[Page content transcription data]
---*---

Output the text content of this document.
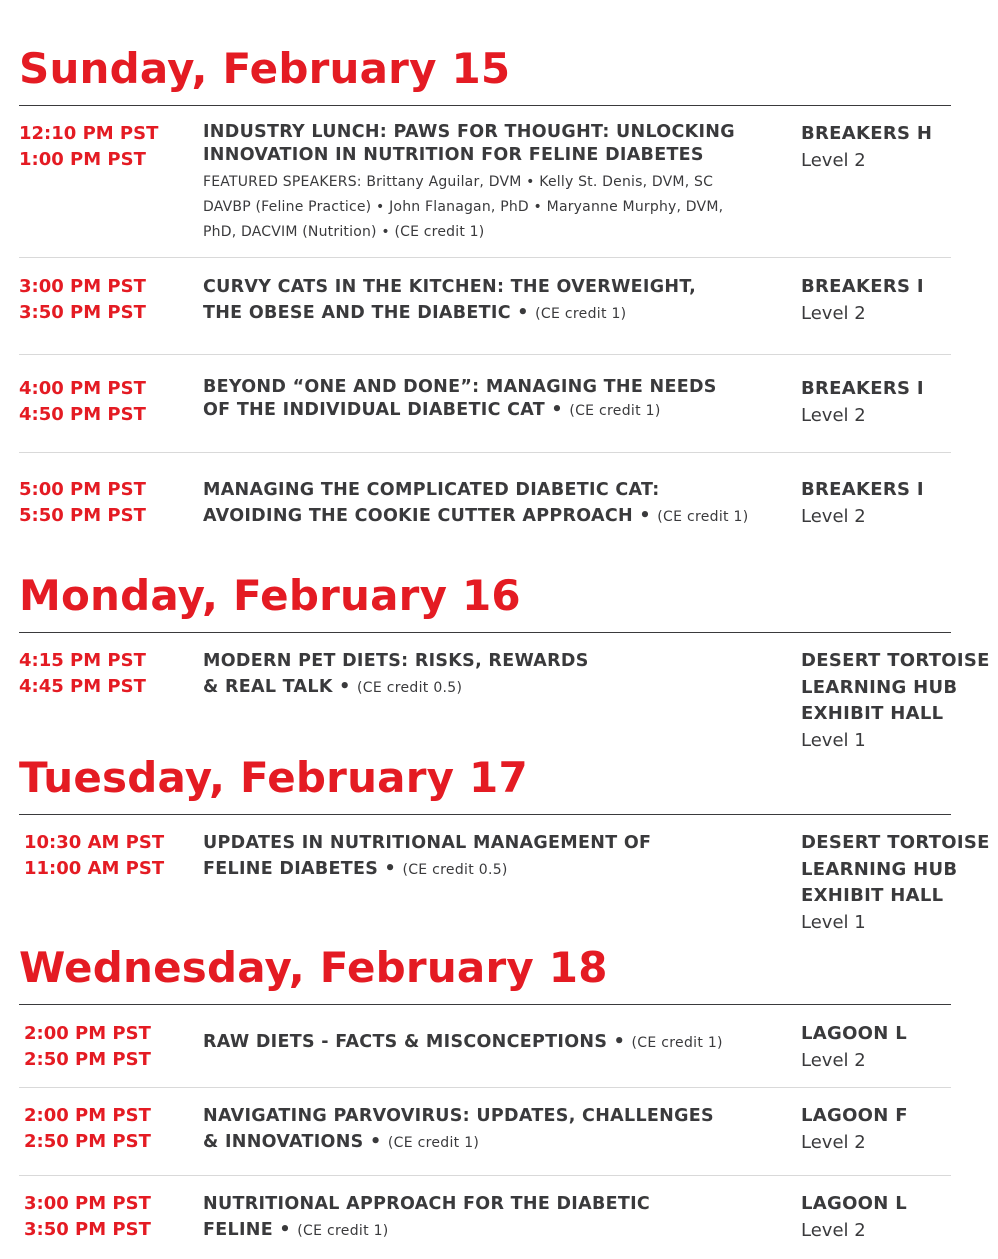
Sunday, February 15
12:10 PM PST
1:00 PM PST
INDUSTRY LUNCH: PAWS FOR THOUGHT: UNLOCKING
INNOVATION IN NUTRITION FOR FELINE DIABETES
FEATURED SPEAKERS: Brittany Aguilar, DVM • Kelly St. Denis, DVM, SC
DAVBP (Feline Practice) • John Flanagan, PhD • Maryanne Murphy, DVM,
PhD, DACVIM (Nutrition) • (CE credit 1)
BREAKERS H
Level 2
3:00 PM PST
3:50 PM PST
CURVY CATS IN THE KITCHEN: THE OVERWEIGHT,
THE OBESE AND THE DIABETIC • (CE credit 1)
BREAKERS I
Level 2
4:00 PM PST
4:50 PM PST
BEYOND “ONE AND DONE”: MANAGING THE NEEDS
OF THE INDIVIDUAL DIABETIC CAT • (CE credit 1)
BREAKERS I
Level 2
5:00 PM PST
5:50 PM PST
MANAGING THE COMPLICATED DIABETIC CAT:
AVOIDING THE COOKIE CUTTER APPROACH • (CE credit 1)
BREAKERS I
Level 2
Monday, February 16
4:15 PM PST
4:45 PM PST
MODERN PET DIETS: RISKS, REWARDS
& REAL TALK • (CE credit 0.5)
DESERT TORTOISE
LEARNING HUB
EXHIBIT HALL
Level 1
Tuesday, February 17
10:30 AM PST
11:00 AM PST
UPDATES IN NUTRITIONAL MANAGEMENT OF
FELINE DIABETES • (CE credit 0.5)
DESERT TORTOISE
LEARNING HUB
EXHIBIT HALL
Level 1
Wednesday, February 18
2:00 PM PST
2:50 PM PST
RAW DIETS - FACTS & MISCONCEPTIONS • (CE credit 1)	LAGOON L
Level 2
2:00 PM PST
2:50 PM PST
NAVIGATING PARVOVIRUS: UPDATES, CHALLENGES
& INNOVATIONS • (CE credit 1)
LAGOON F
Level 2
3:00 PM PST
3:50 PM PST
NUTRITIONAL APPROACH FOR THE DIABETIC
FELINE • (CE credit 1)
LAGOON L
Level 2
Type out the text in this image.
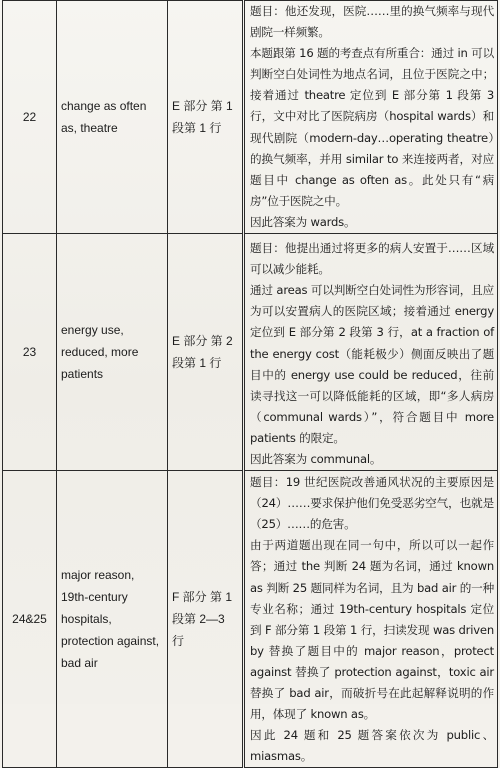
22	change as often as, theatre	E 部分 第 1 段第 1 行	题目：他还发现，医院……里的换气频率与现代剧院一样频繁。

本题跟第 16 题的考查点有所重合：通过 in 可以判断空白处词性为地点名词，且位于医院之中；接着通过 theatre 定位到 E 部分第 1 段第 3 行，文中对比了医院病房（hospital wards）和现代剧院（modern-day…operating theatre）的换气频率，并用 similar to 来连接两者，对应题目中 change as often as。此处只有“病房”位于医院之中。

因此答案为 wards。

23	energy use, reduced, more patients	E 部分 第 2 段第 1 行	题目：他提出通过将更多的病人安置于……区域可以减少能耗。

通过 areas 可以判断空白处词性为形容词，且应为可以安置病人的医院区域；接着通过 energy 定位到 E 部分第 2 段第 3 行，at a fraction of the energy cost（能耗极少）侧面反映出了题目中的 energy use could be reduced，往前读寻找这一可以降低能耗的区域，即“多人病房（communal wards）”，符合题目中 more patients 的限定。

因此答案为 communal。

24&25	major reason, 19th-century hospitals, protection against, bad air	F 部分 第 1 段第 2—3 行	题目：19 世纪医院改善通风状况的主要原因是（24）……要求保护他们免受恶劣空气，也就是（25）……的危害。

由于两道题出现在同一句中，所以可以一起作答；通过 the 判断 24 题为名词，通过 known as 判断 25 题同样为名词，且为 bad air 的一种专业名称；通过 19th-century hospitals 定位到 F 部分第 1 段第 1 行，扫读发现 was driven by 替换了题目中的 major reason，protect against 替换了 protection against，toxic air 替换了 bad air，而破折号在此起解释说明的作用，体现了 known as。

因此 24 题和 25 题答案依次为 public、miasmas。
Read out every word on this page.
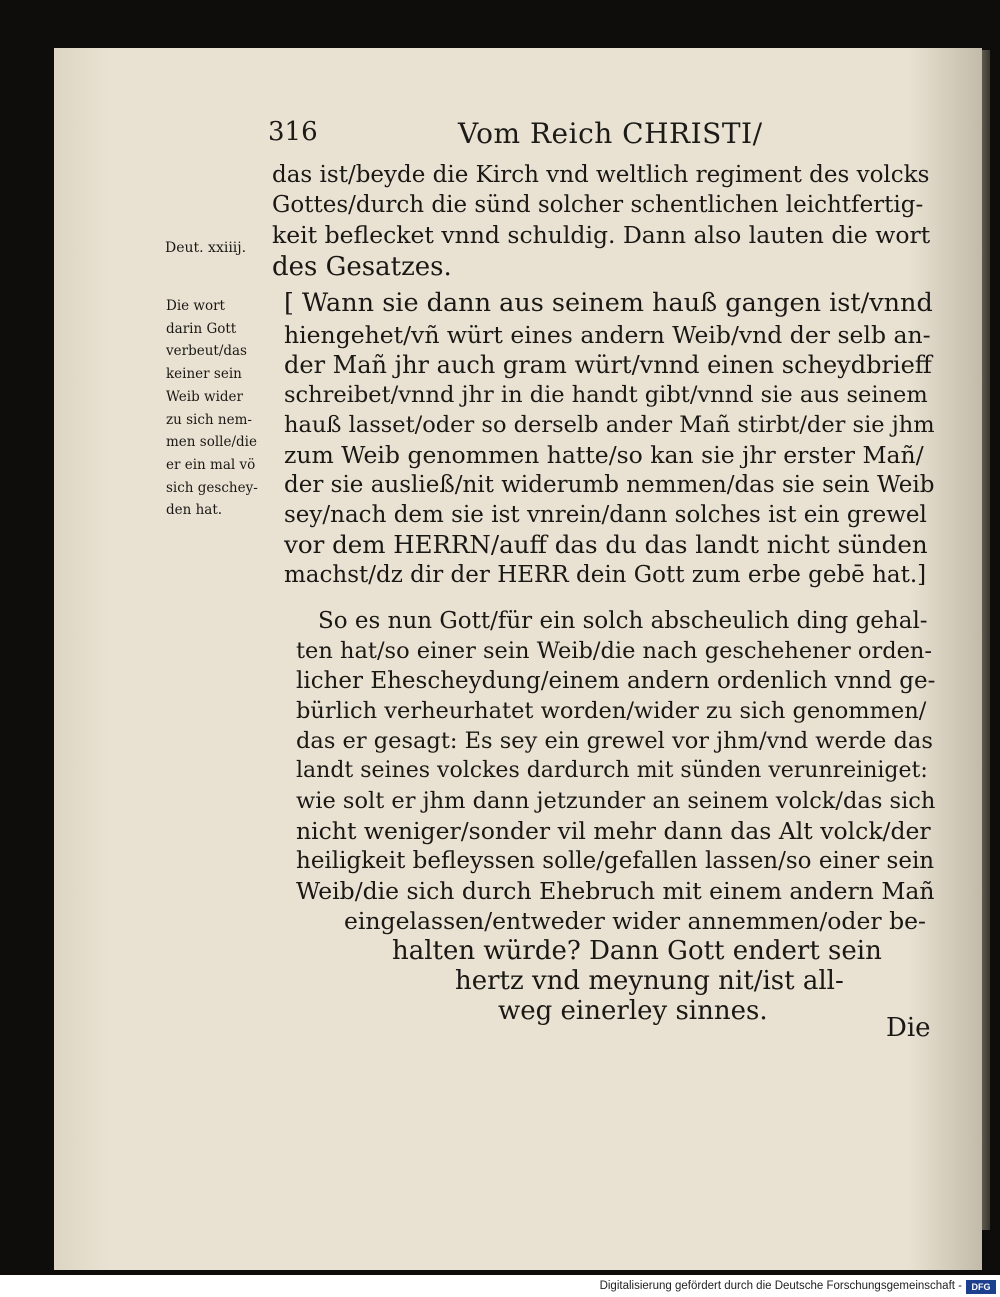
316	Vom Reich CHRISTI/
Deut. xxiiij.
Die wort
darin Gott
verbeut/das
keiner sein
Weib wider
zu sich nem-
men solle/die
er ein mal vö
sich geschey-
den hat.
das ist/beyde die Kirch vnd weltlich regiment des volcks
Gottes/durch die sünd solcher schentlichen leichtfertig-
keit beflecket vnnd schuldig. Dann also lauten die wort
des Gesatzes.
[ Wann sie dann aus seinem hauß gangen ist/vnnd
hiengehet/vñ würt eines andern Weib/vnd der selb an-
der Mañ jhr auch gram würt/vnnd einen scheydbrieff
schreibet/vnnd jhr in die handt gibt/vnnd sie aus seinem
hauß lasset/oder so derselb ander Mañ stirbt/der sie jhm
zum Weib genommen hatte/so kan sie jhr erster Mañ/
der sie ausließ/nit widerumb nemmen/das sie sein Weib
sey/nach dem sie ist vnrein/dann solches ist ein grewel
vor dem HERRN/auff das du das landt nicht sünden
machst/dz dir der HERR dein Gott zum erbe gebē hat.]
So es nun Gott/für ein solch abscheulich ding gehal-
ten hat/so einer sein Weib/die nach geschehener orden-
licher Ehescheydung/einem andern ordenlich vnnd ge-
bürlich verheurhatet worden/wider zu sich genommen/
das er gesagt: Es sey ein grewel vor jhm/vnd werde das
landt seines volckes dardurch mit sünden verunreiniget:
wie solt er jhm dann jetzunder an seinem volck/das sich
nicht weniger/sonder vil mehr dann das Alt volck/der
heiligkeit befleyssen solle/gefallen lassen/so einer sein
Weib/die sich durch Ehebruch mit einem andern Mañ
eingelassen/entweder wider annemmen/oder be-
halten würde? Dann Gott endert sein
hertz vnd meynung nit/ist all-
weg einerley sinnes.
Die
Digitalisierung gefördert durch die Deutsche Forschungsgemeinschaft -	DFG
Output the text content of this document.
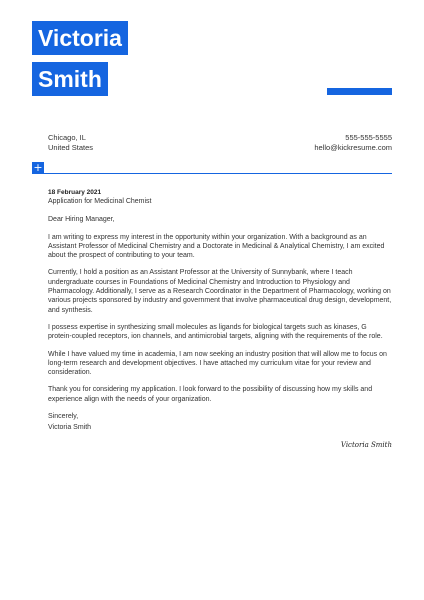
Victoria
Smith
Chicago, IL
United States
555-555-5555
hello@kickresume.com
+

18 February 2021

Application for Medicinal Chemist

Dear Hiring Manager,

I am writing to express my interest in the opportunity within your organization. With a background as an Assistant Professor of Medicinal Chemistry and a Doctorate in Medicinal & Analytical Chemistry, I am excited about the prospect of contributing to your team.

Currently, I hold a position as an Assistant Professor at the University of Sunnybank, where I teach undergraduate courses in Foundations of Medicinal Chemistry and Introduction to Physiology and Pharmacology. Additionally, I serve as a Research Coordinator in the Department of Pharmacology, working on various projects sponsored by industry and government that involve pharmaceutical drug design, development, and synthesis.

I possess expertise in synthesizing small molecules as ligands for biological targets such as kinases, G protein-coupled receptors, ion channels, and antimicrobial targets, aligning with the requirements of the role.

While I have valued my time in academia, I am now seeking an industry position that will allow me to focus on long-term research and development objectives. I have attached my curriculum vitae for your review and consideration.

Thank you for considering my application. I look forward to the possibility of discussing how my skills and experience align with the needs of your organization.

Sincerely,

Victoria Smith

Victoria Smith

---*---

An exact copy of the entries above is required, with the pictures left out.

Output the text content of this document.
Sunday, February 15
12:10 PM PST
1:00 PM PST
INDUSTRY LUNCH: PAWS FOR THOUGHT: UNLOCKING
INNOVATION IN NUTRITION FOR FELINE DIABETES
FEATURED SPEAKERS: Brittany Aguilar, DVM • Kelly St. Denis, DVM, SC
DAVBP (Feline Practice) • John Flanagan, PhD • Maryanne Murphy, DVM,
PhD, DACVIM (Nutrition) • (CE credit 1)
BREAKERS H
Level 2
3:00 PM PST
3:50 PM PST
CURVY CATS IN THE KITCHEN: THE OVERWEIGHT,
THE OBESE AND THE DIABETIC • (CE credit 1)
BREAKERS I
Level 2
4:00 PM PST
4:50 PM PST
BEYOND “ONE AND DONE”: MANAGING THE NEEDS
OF THE INDIVIDUAL DIABETIC CAT • (CE credit 1)
BREAKERS I
Level 2
5:00 PM PST
5:50 PM PST
MANAGING THE COMPLICATED DIABETIC CAT:
AVOIDING THE COOKIE CUTTER APPROACH • (CE credit 1)
BREAKERS I
Level 2
Monday, February 16
4:15 PM PST
4:45 PM PST
MODERN PET DIETS: RISKS, REWARDS
& REAL TALK • (CE credit 0.5)
DESERT TORTOISE
LEARNING HUB
EXHIBIT HALL
Level 1
Tuesday, February 17
10:30 AM PST
11:00 AM PST
UPDATES IN NUTRITIONAL MANAGEMENT OF
FELINE DIABETES • (CE credit 0.5)
DESERT TORTOISE
LEARNING HUB
EXHIBIT HALL
Level 1
Wednesday, February 18
2:00 PM PST
2:50 PM PST
RAW DIETS - FACTS & MISCONCEPTIONS • (CE credit 1)	LAGOON L
Level 2
2:00 PM PST
2:50 PM PST
NAVIGATING PARVOVIRUS: UPDATES, CHALLENGES
& INNOVATIONS • (CE credit 1)
LAGOON F
Level 2
3:00 PM PST
3:50 PM PST
NUTRITIONAL APPROACH FOR THE DIABETIC
FELINE • (CE credit 1)
LAGOON L
Level 2
Type out the text in this image.
22	change as often as, theatre	E 部分 第 1 段第 1 行	题目：他还发现，医院……里的换气频率与现代剧院一样频繁。

本题跟第 16 题的考查点有所重合：通过 in 可以判断空白处词性为地点名词，且位于医院之中；接着通过 theatre 定位到 E 部分第 1 段第 3 行，文中对比了医院病房（hospital wards）和现代剧院（modern-day…operating theatre）的换气频率，并用 similar to 来连接两者，对应题目中 change as often as。此处只有“病房”位于医院之中。

因此答案为 wards。

23	energy use, reduced, more patients	E 部分 第 2 段第 1 行	题目：他提出通过将更多的病人安置于……区域可以减少能耗。

通过 areas 可以判断空白处词性为形容词，且应为可以安置病人的医院区域；接着通过 energy 定位到 E 部分第 2 段第 3 行，at a fraction of the energy cost（能耗极少）侧面反映出了题目中的 energy use could be reduced，往前读寻找这一可以降低能耗的区域，即“多人病房（communal wards）”，符合题目中 more patients 的限定。

因此答案为 communal。

24&25	major reason, 19th-century hospitals, protection against, bad air	F 部分 第 1 段第 2—3 行	题目：19 世纪医院改善通风状况的主要原因是（24）……要求保护他们免受恶劣空气，也就是（25）……的危害。

由于两道题出现在同一句中，所以可以一起作答；通过 the 判断 24 题为名词，通过 known as 判断 25 题同样为名词，且为 bad air 的一种专业名称；通过 19th-century hospitals 定位到 F 部分第 1 段第 1 行，扫读发现 was driven by 替换了题目中的 major reason，protect against 替换了 protection against，toxic air 替换了 bad air，而破折号在此起解释说明的作用，体现了 known as。

因此 24 题和 25 题答案依次为 public、miasmas。
Read out every word on this page.
316	Vom Reich CHRISTI/
Deut. xxiiij.
Die wort
darin Gott
verbeut/das
keiner sein
Weib wider
zu sich nem-
men solle/die
er ein mal vö
sich geschey-
den hat.
das ist/beyde die Kirch vnd weltlich regiment des volcks
Gottes/durch die sünd solcher schentlichen leichtfertig-
keit beflecket vnnd schuldig. Dann also lauten die wort
des Gesatzes.
[ Wann sie dann aus seinem hauß gangen ist/vnnd
hiengehet/vñ würt eines andern Weib/vnd der selb an-
der Mañ jhr auch gram würt/vnnd einen scheydbrieff
schreibet/vnnd jhr in die handt gibt/vnnd sie aus seinem
hauß lasset/oder so derselb ander Mañ stirbt/der sie jhm
zum Weib genommen hatte/so kan sie jhr erster Mañ/
der sie ausließ/nit widerumb nemmen/das sie sein Weib
sey/nach dem sie ist vnrein/dann solches ist ein grewel
vor dem HERRN/auff das du das landt nicht sünden
machst/dz dir der HERR dein Gott zum erbe gebē hat.]
So es nun Gott/für ein solch abscheulich ding gehal-
ten hat/so einer sein Weib/die nach geschehener orden-
licher Ehescheydung/einem andern ordenlich vnnd ge-
bürlich verheurhatet worden/wider zu sich genommen/
das er gesagt: Es sey ein grewel vor jhm/vnd werde das
landt seines volckes dardurch mit sünden verunreiniget:
wie solt er jhm dann jetzunder an seinem volck/das sich
nicht weniger/sonder vil mehr dann das Alt volck/der
heiligkeit befleyssen solle/gefallen lassen/so einer sein
Weib/die sich durch Ehebruch mit einem andern Mañ
eingelassen/entweder wider annemmen/oder be-
halten würde? Dann Gott endert sein
hertz vnd meynung nit/ist all-
weg einerley sinnes.
Die
Digitalisierung gefördert durch die Deutsche Forschungsgemeinschaft -	DFG
Output the text content of this document.
Victoria
Smith
Chicago, IL
United States
555-555-5555
hello@kickresume.com
+

18 February 2021

Application for Medicinal Chemist

Dear Hiring Manager,

I am writing to express my interest in the opportunity within your organization. With a background as an Assistant Professor of Medicinal Chemistry and a Doctorate in Medicinal & Analytical Chemistry, I am excited about the prospect of contributing to your team.

Currently, I hold a position as an Assistant Professor at the University of Sunnybank, where I teach undergraduate courses in Foundations of Medicinal Chemistry and Introduction to Physiology and Pharmacology. Additionally, I serve as a Research Coordinator in the Department of Pharmacology, working on various projects sponsored by industry and government that involve pharmaceutical drug design, development, and synthesis.

I possess expertise in synthesizing small molecules as ligands for biological targets such as kinases, G protein-coupled receptors, ion channels, and antimicrobial targets, aligning with the requirements of the role.

While I have valued my time in academia, I am now seeking an industry position that will allow me to focus on long-term research and development objectives. I have attached my curriculum vitae for your review and consideration.

Thank you for considering my application. I look forward to the possibility of discussing how my skills and experience align with the needs of your organization.

Sincerely,

Victoria Smith

Victoria Smith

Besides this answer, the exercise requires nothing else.